** Task directions **
Print all records exactly, leaving nothing out.

::::::::

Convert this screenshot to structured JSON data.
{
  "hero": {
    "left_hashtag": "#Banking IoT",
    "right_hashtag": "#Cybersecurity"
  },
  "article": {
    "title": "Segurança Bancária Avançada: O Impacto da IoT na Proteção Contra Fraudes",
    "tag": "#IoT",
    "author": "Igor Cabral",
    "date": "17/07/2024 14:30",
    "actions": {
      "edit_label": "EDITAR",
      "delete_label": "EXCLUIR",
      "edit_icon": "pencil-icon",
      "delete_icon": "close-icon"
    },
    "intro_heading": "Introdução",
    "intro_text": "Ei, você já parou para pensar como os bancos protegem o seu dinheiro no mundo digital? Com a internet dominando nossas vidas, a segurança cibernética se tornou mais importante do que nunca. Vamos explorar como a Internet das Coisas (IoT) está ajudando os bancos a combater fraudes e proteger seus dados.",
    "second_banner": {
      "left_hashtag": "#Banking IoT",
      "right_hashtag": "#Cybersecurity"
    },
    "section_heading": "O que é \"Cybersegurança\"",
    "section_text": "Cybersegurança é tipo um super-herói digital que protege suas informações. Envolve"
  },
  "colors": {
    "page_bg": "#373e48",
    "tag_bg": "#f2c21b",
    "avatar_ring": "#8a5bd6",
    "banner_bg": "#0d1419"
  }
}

::::::::

** Answer to the task **
Convert this screenshot to structured JSON data.
{
  "hero": {
    "left_hashtag": "#Banking IoT",
    "right_hashtag": "#Cybersecurity"
  },
  "article": {
    "title": "Segurança Bancária Avançada: O Impacto da IoT na Proteção Contra Fraudes",
    "tag": "#IoT",
    "author": "Igor Cabral",
    "date": "17/07/2024 14:30",
    "actions": {
      "edit_label": "EDITAR",
      "delete_label": "EXCLUIR",
      "edit_icon": "pencil-icon",
      "delete_icon": "close-icon"
    },
    "intro_heading": "Introdução",
    "intro_text": "Ei, você já parou para pensar como os bancos protegem o seu dinheiro no mundo digital? Com a internet dominando nossas vidas, a segurança cibernética se tornou mais importante do que nunca. Vamos explorar como a Internet das Coisas (IoT) está ajudando os bancos a combater fraudes e proteger seus dados.",
    "second_banner": {
      "left_hashtag": "#Banking IoT",
      "right_hashtag": "#Cybersecurity"
    },
    "section_heading": "O que é \"Cybersegurança\"",
    "section_text": "Cybersegurança é tipo um super-herói digital que protege suas informações. Envolve"
  },
  "colors": {
    "page_bg": "#373e48",
    "tag_bg": "#f2c21b",
    "avatar_ring": "#8a5bd6",
    "banner_bg": "#0d1419"
  }
}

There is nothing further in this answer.